**Written instruction:**
Below is a set of records; restate each one word for word.

**Records shown:**
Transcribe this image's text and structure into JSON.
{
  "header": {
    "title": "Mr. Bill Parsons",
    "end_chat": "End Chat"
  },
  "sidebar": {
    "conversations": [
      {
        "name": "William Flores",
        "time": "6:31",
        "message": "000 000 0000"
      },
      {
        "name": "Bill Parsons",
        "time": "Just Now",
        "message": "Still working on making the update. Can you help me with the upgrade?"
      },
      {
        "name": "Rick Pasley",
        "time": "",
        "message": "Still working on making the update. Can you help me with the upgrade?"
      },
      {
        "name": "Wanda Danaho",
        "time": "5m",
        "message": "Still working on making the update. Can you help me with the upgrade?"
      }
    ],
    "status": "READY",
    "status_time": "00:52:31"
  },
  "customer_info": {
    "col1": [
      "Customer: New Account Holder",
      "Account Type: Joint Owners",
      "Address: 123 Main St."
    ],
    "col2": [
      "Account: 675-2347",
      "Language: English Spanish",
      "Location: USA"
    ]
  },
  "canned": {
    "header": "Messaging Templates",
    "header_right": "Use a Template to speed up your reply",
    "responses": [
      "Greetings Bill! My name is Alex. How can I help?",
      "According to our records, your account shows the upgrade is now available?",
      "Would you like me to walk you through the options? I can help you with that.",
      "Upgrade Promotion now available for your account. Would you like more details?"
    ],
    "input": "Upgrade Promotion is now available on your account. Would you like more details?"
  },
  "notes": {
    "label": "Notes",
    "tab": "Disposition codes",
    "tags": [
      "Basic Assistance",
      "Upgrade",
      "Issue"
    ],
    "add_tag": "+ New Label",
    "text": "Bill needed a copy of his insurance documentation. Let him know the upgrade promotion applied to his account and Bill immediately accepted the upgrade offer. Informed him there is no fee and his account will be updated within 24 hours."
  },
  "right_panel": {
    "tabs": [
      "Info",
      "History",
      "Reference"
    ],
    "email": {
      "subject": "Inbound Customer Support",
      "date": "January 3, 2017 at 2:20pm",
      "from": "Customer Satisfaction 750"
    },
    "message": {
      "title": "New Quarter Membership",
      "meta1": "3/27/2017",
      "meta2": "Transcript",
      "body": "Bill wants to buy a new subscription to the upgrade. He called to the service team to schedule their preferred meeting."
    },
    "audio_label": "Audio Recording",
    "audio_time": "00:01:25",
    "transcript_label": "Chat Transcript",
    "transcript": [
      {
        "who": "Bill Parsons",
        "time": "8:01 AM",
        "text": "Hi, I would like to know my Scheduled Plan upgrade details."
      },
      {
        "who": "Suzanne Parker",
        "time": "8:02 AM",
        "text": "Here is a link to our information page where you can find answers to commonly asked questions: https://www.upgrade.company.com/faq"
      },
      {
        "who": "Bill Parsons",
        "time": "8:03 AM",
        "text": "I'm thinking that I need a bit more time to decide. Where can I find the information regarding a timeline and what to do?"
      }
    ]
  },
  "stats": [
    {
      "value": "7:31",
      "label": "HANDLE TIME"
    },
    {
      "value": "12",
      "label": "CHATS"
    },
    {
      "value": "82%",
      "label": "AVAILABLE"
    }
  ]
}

**Exercise answer:**
Transcribe this image's text and structure into JSON.
{
  "header": {
    "title": "Mr. Bill Parsons",
    "end_chat": "End Chat"
  },
  "sidebar": {
    "conversations": [
      {
        "name": "William Flores",
        "time": "6:31",
        "message": "000 000 0000"
      },
      {
        "name": "Bill Parsons",
        "time": "Just Now",
        "message": "Still working on making the update. Can you help me with the upgrade?"
      },
      {
        "name": "Rick Pasley",
        "time": "",
        "message": "Still working on making the update. Can you help me with the upgrade?"
      },
      {
        "name": "Wanda Danaho",
        "time": "5m",
        "message": "Still working on making the update. Can you help me with the upgrade?"
      }
    ],
    "status": "READY",
    "status_time": "00:52:31"
  },
  "customer_info": {
    "col1": [
      "Customer: New Account Holder",
      "Account Type: Joint Owners",
      "Address: 123 Main St."
    ],
    "col2": [
      "Account: 675-2347",
      "Language: English Spanish",
      "Location: USA"
    ]
  },
  "canned": {
    "header": "Messaging Templates",
    "header_right": "Use a Template to speed up your reply",
    "responses": [
      "Greetings Bill! My name is Alex. How can I help?",
      "According to our records, your account shows the upgrade is now available?",
      "Would you like me to walk you through the options? I can help you with that.",
      "Upgrade Promotion now available for your account. Would you like more details?"
    ],
    "input": "Upgrade Promotion is now available on your account. Would you like more details?"
  },
  "notes": {
    "label": "Notes",
    "tab": "Disposition codes",
    "tags": [
      "Basic Assistance",
      "Upgrade",
      "Issue"
    ],
    "add_tag": "+ New Label",
    "text": "Bill needed a copy of his insurance documentation. Let him know the upgrade promotion applied to his account and Bill immediately accepted the upgrade offer. Informed him there is no fee and his account will be updated within 24 hours."
  },
  "right_panel": {
    "tabs": [
      "Info",
      "History",
      "Reference"
    ],
    "email": {
      "subject": "Inbound Customer Support",
      "date": "January 3, 2017 at 2:20pm",
      "from": "Customer Satisfaction 750"
    },
    "message": {
      "title": "New Quarter Membership",
      "meta1": "3/27/2017",
      "meta2": "Transcript",
      "body": "Bill wants to buy a new subscription to the upgrade. He called to the service team to schedule their preferred meeting."
    },
    "audio_label": "Audio Recording",
    "audio_time": "00:01:25",
    "transcript_label": "Chat Transcript",
    "transcript": [
      {
        "who": "Bill Parsons",
        "time": "8:01 AM",
        "text": "Hi, I would like to know my Scheduled Plan upgrade details."
      },
      {
        "who": "Suzanne Parker",
        "time": "8:02 AM",
        "text": "Here is a link to our information page where you can find answers to commonly asked questions: https://www.upgrade.company.com/faq"
      },
      {
        "who": "Bill Parsons",
        "time": "8:03 AM",
        "text": "I'm thinking that I need a bit more time to decide. Where can I find the information regarding a timeline and what to do?"
      }
    ]
  },
  "stats": [
    {
      "value": "7:31",
      "label": "HANDLE TIME"
    },
    {
      "value": "12",
      "label": "CHATS"
    },
    {
      "value": "82%",
      "label": "AVAILABLE"
    }
  ]
}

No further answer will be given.